(Data items)
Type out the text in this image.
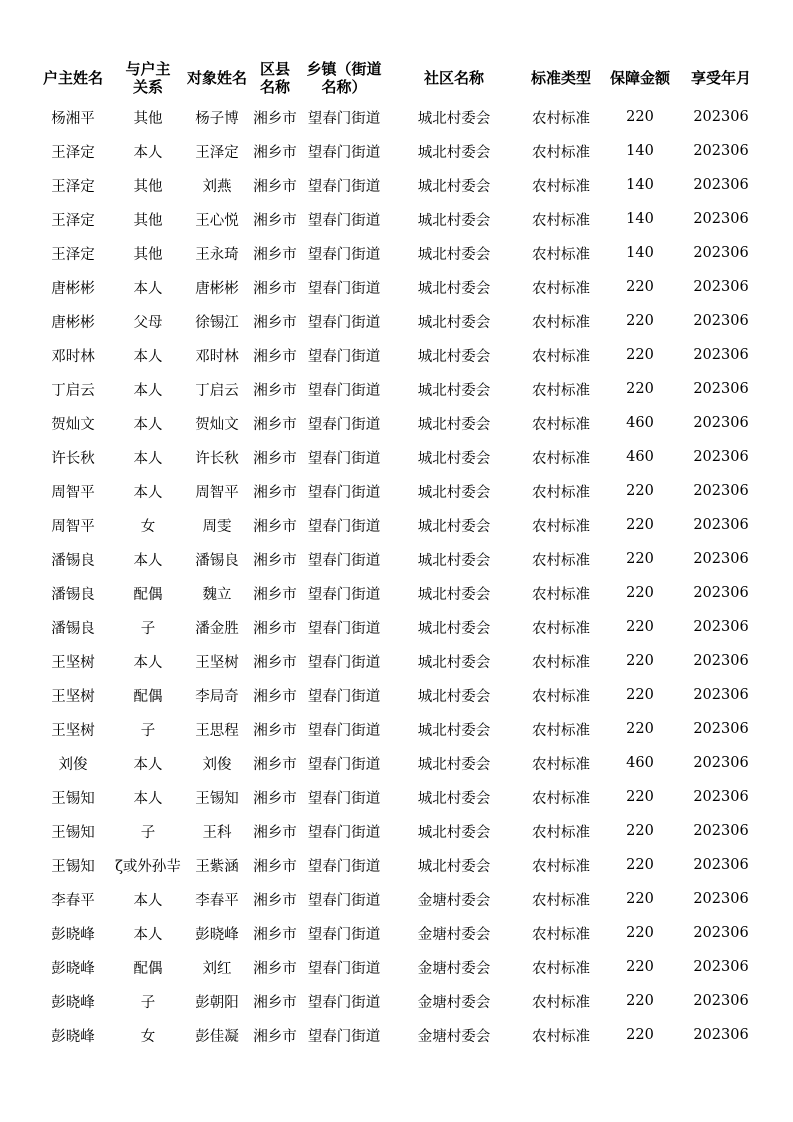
户主姓名	与户主关系	对象姓名	区县名称	乡镇（街道名称）	社区名称	标准类型	保障金额	享受年月
杨湘平	其他	杨子博	湘乡市	望春门街道	城北村委会	农村标准	220	202306
王泽定	本人	王泽定	湘乡市	望春门街道	城北村委会	农村标准	140	202306
王泽定	其他	刘燕	湘乡市	望春门街道	城北村委会	农村标准	140	202306
王泽定	其他	王心悦	湘乡市	望春门街道	城北村委会	农村标准	140	202306
王泽定	其他	王永琦	湘乡市	望春门街道	城北村委会	农村标准	140	202306
唐彬彬	本人	唐彬彬	湘乡市	望春门街道	城北村委会	农村标准	220	202306
唐彬彬	父母	徐锡江	湘乡市	望春门街道	城北村委会	农村标准	220	202306
邓时林	本人	邓时林	湘乡市	望春门街道	城北村委会	农村标准	220	202306
丁启云	本人	丁启云	湘乡市	望春门街道	城北村委会	农村标准	220	202306
贺灿文	本人	贺灿文	湘乡市	望春门街道	城北村委会	农村标准	460	202306
许长秋	本人	许长秋	湘乡市	望春门街道	城北村委会	农村标准	460	202306
周智平	本人	周智平	湘乡市	望春门街道	城北村委会	农村标准	220	202306
周智平	女	周雯	湘乡市	望春门街道	城北村委会	农村标准	220	202306
潘锡良	本人	潘锡良	湘乡市	望春门街道	城北村委会	农村标准	220	202306
潘锡良	配偶	魏立	湘乡市	望春门街道	城北村委会	农村标准	220	202306
潘锡良	子	潘金胜	湘乡市	望春门街道	城北村委会	农村标准	220	202306
王坚树	本人	王坚树	湘乡市	望春门街道	城北村委会	农村标准	220	202306
王坚树	配偶	李局奇	湘乡市	望春门街道	城北村委会	农村标准	220	202306
王坚树	子	王思程	湘乡市	望春门街道	城北村委会	农村标准	220	202306
刘俊	本人	刘俊	湘乡市	望春门街道	城北村委会	农村标准	460	202306
王锡知	本人	王锡知	湘乡市	望春门街道	城北村委会	农村标准	220	202306
王锡知	子	王科	湘乡市	望春门街道	城北村委会	农村标准	220	202306
王锡知	ζ或外孙⺸	王紫涵	湘乡市	望春门街道	城北村委会	农村标准	220	202306
李春平	本人	李春平	湘乡市	望春门街道	金塘村委会	农村标准	220	202306
彭晓峰	本人	彭晓峰	湘乡市	望春门街道	金塘村委会	农村标准	220	202306
彭晓峰	配偶	刘红	湘乡市	望春门街道	金塘村委会	农村标准	220	202306
彭晓峰	子	彭朝阳	湘乡市	望春门街道	金塘村委会	农村标准	220	202306
彭晓峰	女	彭佳凝	湘乡市	望春门街道	金塘村委会	农村标准	220	202306
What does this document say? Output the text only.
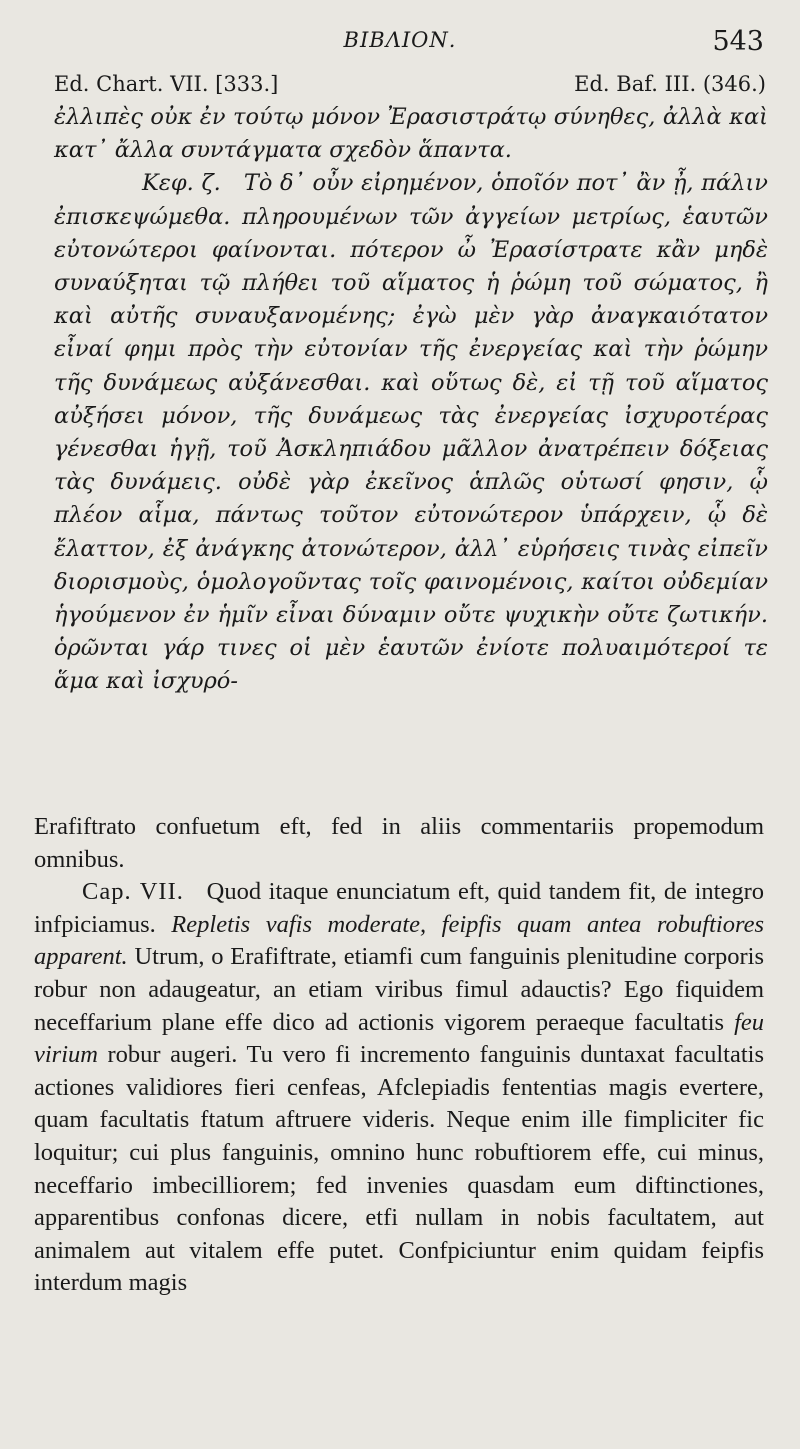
ΒΙΒΛΙΟΝ.	543
Ed. Chart. VII. [333.]	Ed. Baf. III. (346.)

ἐλλιπὲς οὐκ ἐν τούτῳ μόνον Ἐρασιστράτῳ σύνηθες, ἀλλὰ καὶ κατ᾽ ἄλλα συντάγματα σχεδὸν ἅπαντα.

Κεφ. ζ. Τὸ δ᾽ οὖν εἰρημένον, ὁποῖόν ποτ᾽ ἂν ᾖ, πάλιν ἐπισκεψώμεθα. πληρουμένων τῶν ἀγγείων μετρίως, ἑαυτῶν εὐτονώτεροι φαίνονται. πότερον ὦ Ἐρασίστρατε κἂν μηδὲ συναύξηται τῷ πλήθει τοῦ αἵματος ἡ ῥώμη τοῦ σώματος, ἢ καὶ αὐτῆς συναυξανομένης; ἐγὼ μὲν γὰρ ἀναγκαιότατον εἶναί φημι πρὸς τὴν εὐτονίαν τῆς ἐνεργείας καὶ τὴν ῥώμην τῆς δυνάμεως αὐξάνεσθαι. καὶ οὕτως δὲ, εἰ τῇ τοῦ αἵματος αὐξήσει μόνον, τῆς δυνάμεως τὰς ἐνεργείας ἰσχυροτέρας γένεσθαι ἡγῇ, τοῦ Ἀσκληπιάδου μᾶλλον ἀνατρέπειν δόξειας τὰς δυνάμεις. οὐδὲ γὰρ ἐκεῖνος ἁπλῶς οὑτωσί φησιν, ᾧ πλέον αἷμα, πάντως τοῦτον εὐτονώτερον ὑπάρχειν, ᾧ δὲ ἔλαττον, ἐξ ἀνάγκης ἀτονώτερον, ἀλλ᾽ εὑρήσεις τινὰς εἰπεῖν διορισμοὺς, ὁμολογοῦντας τοῖς φαινομένοις, καίτοι οὐδεμίαν ἡγούμενον ἐν ἡμῖν εἶναι δύναμιν οὔτε ψυχικὴν οὔτε ζωτικήν. ὁρῶνται γάρ τινες οἱ μὲν ἑαυτῶν ἐνίοτε πολυαιμότεροί τε ἅμα καὶ ἰσχυρό-

Erafiftrato confuetum eft, fed in aliis commentariis propemodum omnibus.

Cap. VII. Quod itaque enunciatum eft, quid tandem fit, de integro infpiciamus. Repletis vafis moderate, feipfis quam antea robuftiores apparent. Utrum, o Erafiftrate, etiamfi cum fanguinis plenitudine corporis robur non adaugeatur, an etiam viribus fimul adauctis? Ego fiquidem neceffarium plane effe dico ad actionis vigorem peraeque facultatis feu virium robur augeri. Tu vero fi incremento fanguinis duntaxat facultatis actiones validiores fieri cenfeas, Afclepiadis fententias magis evertere, quam facultatis ftatum aftruere videris. Neque enim ille fimpliciter fic loquitur; cui plus fanguinis, omnino hunc robuftiorem effe, cui minus, neceffario imbecilliorem; fed invenies quasdam eum diftinctiones, apparentibus confonas dicere, etfi nullam in nobis facultatem, aut animalem aut vitalem effe putet. Confpiciuntur enim quidam feipfis interdum magis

Request | Write out the whole listing exactly, and drop the pictures.

Output for this task |
Type out the text in this image.
户主姓名	与户主关系	对象姓名	区县名称	乡镇（街道名称）	社区名称	标准类型	保障金额	享受年月
杨湘平	其他	杨子博	湘乡市	望春门街道	城北村委会	农村标准	220	202306
王泽定	本人	王泽定	湘乡市	望春门街道	城北村委会	农村标准	140	202306
王泽定	其他	刘燕	湘乡市	望春门街道	城北村委会	农村标准	140	202306
王泽定	其他	王心悦	湘乡市	望春门街道	城北村委会	农村标准	140	202306
王泽定	其他	王永琦	湘乡市	望春门街道	城北村委会	农村标准	140	202306
唐彬彬	本人	唐彬彬	湘乡市	望春门街道	城北村委会	农村标准	220	202306
唐彬彬	父母	徐锡江	湘乡市	望春门街道	城北村委会	农村标准	220	202306
邓时林	本人	邓时林	湘乡市	望春门街道	城北村委会	农村标准	220	202306
丁启云	本人	丁启云	湘乡市	望春门街道	城北村委会	农村标准	220	202306
贺灿文	本人	贺灿文	湘乡市	望春门街道	城北村委会	农村标准	460	202306
许长秋	本人	许长秋	湘乡市	望春门街道	城北村委会	农村标准	460	202306
周智平	本人	周智平	湘乡市	望春门街道	城北村委会	农村标准	220	202306
周智平	女	周雯	湘乡市	望春门街道	城北村委会	农村标准	220	202306
潘锡良	本人	潘锡良	湘乡市	望春门街道	城北村委会	农村标准	220	202306
潘锡良	配偶	魏立	湘乡市	望春门街道	城北村委会	农村标准	220	202306
潘锡良	子	潘金胜	湘乡市	望春门街道	城北村委会	农村标准	220	202306
王坚树	本人	王坚树	湘乡市	望春门街道	城北村委会	农村标准	220	202306
王坚树	配偶	李局奇	湘乡市	望春门街道	城北村委会	农村标准	220	202306
王坚树	子	王思程	湘乡市	望春门街道	城北村委会	农村标准	220	202306
刘俊	本人	刘俊	湘乡市	望春门街道	城北村委会	农村标准	460	202306
王锡知	本人	王锡知	湘乡市	望春门街道	城北村委会	农村标准	220	202306
王锡知	子	王科	湘乡市	望春门街道	城北村委会	农村标准	220	202306
王锡知	ζ或外孙⺸	王紫涵	湘乡市	望春门街道	城北村委会	农村标准	220	202306
李春平	本人	李春平	湘乡市	望春门街道	金塘村委会	农村标准	220	202306
彭晓峰	本人	彭晓峰	湘乡市	望春门街道	金塘村委会	农村标准	220	202306
彭晓峰	配偶	刘红	湘乡市	望春门街道	金塘村委会	农村标准	220	202306
彭晓峰	子	彭朝阳	湘乡市	望春门街道	金塘村委会	农村标准	220	202306
彭晓峰	女	彭佳凝	湘乡市	望春门街道	金塘村委会	农村标准	220	202306
What does this document say? Output the text only.
ΒΙΒΛΙΟΝ.	543
Ed. Chart. VII. [333.]	Ed. Baf. III. (346.)

ἐλλιπὲς οὐκ ἐν τούτῳ μόνον Ἐρασιστράτῳ σύνηθες, ἀλλὰ καὶ κατ᾽ ἄλλα συντάγματα σχεδὸν ἅπαντα.

Κεφ. ζ. Τὸ δ᾽ οὖν εἰρημένον, ὁποῖόν ποτ᾽ ἂν ᾖ, πάλιν ἐπισκεψώμεθα. πληρουμένων τῶν ἀγγείων μετρίως, ἑαυτῶν εὐτονώτεροι φαίνονται. πότερον ὦ Ἐρασίστρατε κἂν μηδὲ συναύξηται τῷ πλήθει τοῦ αἵματος ἡ ῥώμη τοῦ σώματος, ἢ καὶ αὐτῆς συναυξανομένης; ἐγὼ μὲν γὰρ ἀναγκαιότατον εἶναί φημι πρὸς τὴν εὐτονίαν τῆς ἐνεργείας καὶ τὴν ῥώμην τῆς δυνάμεως αὐξάνεσθαι. καὶ οὕτως δὲ, εἰ τῇ τοῦ αἵματος αὐξήσει μόνον, τῆς δυνάμεως τὰς ἐνεργείας ἰσχυροτέρας γένεσθαι ἡγῇ, τοῦ Ἀσκληπιάδου μᾶλλον ἀνατρέπειν δόξειας τὰς δυνάμεις. οὐδὲ γὰρ ἐκεῖνος ἁπλῶς οὑτωσί φησιν, ᾧ πλέον αἷμα, πάντως τοῦτον εὐτονώτερον ὑπάρχειν, ᾧ δὲ ἔλαττον, ἐξ ἀνάγκης ἀτονώτερον, ἀλλ᾽ εὑρήσεις τινὰς εἰπεῖν διορισμοὺς, ὁμολογοῦντας τοῖς φαινομένοις, καίτοι οὐδεμίαν ἡγούμενον ἐν ἡμῖν εἶναι δύναμιν οὔτε ψυχικὴν οὔτε ζωτικήν. ὁρῶνται γάρ τινες οἱ μὲν ἑαυτῶν ἐνίοτε πολυαιμότεροί τε ἅμα καὶ ἰσχυρό-

Erafiftrato confuetum eft, fed in aliis commentariis propemodum omnibus.

Cap. VII. Quod itaque enunciatum eft, quid tandem fit, de integro infpiciamus. Repletis vafis moderate, feipfis quam antea robuftiores apparent. Utrum, o Erafiftrate, etiamfi cum fanguinis plenitudine corporis robur non adaugeatur, an etiam viribus fimul adauctis? Ego fiquidem neceffarium plane effe dico ad actionis vigorem peraeque facultatis feu virium robur augeri. Tu vero fi incremento fanguinis duntaxat facultatis actiones validiores fieri cenfeas, Afclepiadis fententias magis evertere, quam facultatis ftatum aftruere videris. Neque enim ille fimpliciter fic loquitur; cui plus fanguinis, omnino hunc robuftiorem effe, cui minus, neceffario imbecilliorem; fed invenies quasdam eum diftinctiones, apparentibus confonas dicere, etfi nullam in nobis facultatem, aut animalem aut vitalem effe putet. Confpiciuntur enim quidam feipfis interdum magis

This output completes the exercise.